PROBLEM REQUIREMENTS: Quote the whole listing exactly. Leave the pictures out of your copy.

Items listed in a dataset
---*---
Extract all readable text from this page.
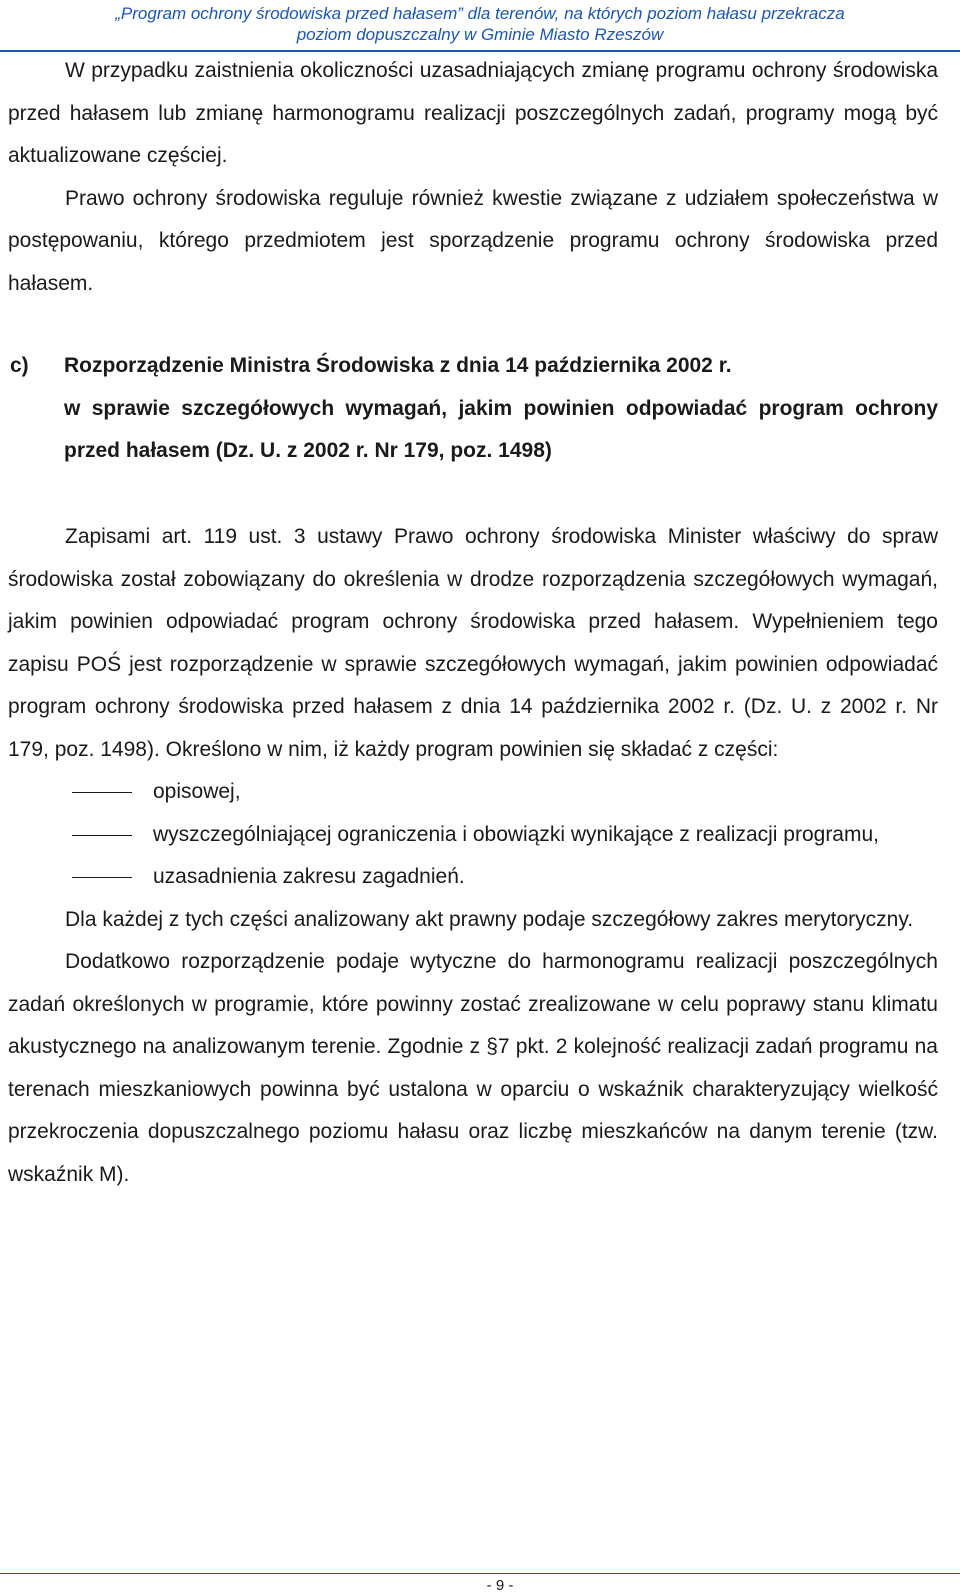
„Program ochrony środowiska przed hałasem” dla terenów, na których poziom hałasu przekracza
poziom dopuszczalny w Gminie Miasto Rzeszów

W przypadku zaistnienia okoliczności uzasadniających zmianę programu ochrony środowiska przed hałasem lub zmianę harmonogramu realizacji poszczególnych zadań, programy mogą być aktualizowane częściej.

Prawo ochrony środowiska reguluje również kwestie związane z udziałem społeczeństwa w postępowaniu, którego przedmiotem jest sporządzenie programu ochrony środowiska przed hałasem.

c) Rozporządzenie Ministra Środowiska z dnia 14 października 2002 r.
w sprawie szczegółowych wymagań, jakim powinien odpowiadać program ochrony przed hałasem (Dz. U. z 2002 r. Nr 179, poz. 1498)

Zapisami art. 119 ust. 3 ustawy Prawo ochrony środowiska Minister właściwy do spraw środowiska został zobowiązany do określenia w drodze rozporządzenia szczegółowych wymagań, jakim powinien odpowiadać program ochrony środowiska przed hałasem. Wypełnieniem tego zapisu POŚ jest rozporządzenie w sprawie szczegółowych wymagań, jakim powinien odpowiadać program ochrony środowiska przed hałasem z dnia 14 października 2002 r. (Dz. U. z 2002 r. Nr 179, poz. 1498). Określono w nim, iż każdy program powinien się składać z części:

opisowej,
wyszczególniającej ograniczenia i obowiązki wynikające z realizacji programu,
uzasadnienia zakresu zagadnień.

Dla każdej z tych części analizowany akt prawny podaje szczegółowy zakres merytoryczny.

Dodatkowo rozporządzenie podaje wytyczne do harmonogramu realizacji poszczególnych zadań określonych w programie, które powinny zostać zrealizowane w celu poprawy stanu klimatu akustycznego na analizowanym terenie. Zgodnie z §7 pkt. 2 kolejność realizacji zadań programu na terenach mieszkaniowych powinna być ustalona w oparciu o wskaźnik charakteryzujący wielkość przekroczenia dopuszczalnego poziomu hałasu oraz liczbę mieszkańców na danym terenie (tzw. wskaźnik M).

- 9 -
---*---
SOLUTION TO THIS TASK:
Extract all readable text from this page.
„Program ochrony środowiska przed hałasem” dla terenów, na których poziom hałasu przekracza
poziom dopuszczalny w Gminie Miasto Rzeszów

W przypadku zaistnienia okoliczności uzasadniających zmianę programu ochrony środowiska przed hałasem lub zmianę harmonogramu realizacji poszczególnych zadań, programy mogą być aktualizowane częściej.

Prawo ochrony środowiska reguluje również kwestie związane z udziałem społeczeństwa w postępowaniu, którego przedmiotem jest sporządzenie programu ochrony środowiska przed hałasem.

c) Rozporządzenie Ministra Środowiska z dnia 14 października 2002 r.
w sprawie szczegółowych wymagań, jakim powinien odpowiadać program ochrony przed hałasem (Dz. U. z 2002 r. Nr 179, poz. 1498)

Zapisami art. 119 ust. 3 ustawy Prawo ochrony środowiska Minister właściwy do spraw środowiska został zobowiązany do określenia w drodze rozporządzenia szczegółowych wymagań, jakim powinien odpowiadać program ochrony środowiska przed hałasem. Wypełnieniem tego zapisu POŚ jest rozporządzenie w sprawie szczegółowych wymagań, jakim powinien odpowiadać program ochrony środowiska przed hałasem z dnia 14 października 2002 r. (Dz. U. z 2002 r. Nr 179, poz. 1498). Określono w nim, iż każdy program powinien się składać z części:

opisowej,
wyszczególniającej ograniczenia i obowiązki wynikające z realizacji programu,
uzasadnienia zakresu zagadnień.

Dla każdej z tych części analizowany akt prawny podaje szczegółowy zakres merytoryczny.

Dodatkowo rozporządzenie podaje wytyczne do harmonogramu realizacji poszczególnych zadań określonych w programie, które powinny zostać zrealizowane w celu poprawy stanu klimatu akustycznego na analizowanym terenie. Zgodnie z §7 pkt. 2 kolejność realizacji zadań programu na terenach mieszkaniowych powinna być ustalona w oparciu o wskaźnik charakteryzujący wielkość przekroczenia dopuszczalnego poziomu hałasu oraz liczbę mieszkańców na danym terenie (tzw. wskaźnik M).

- 9 -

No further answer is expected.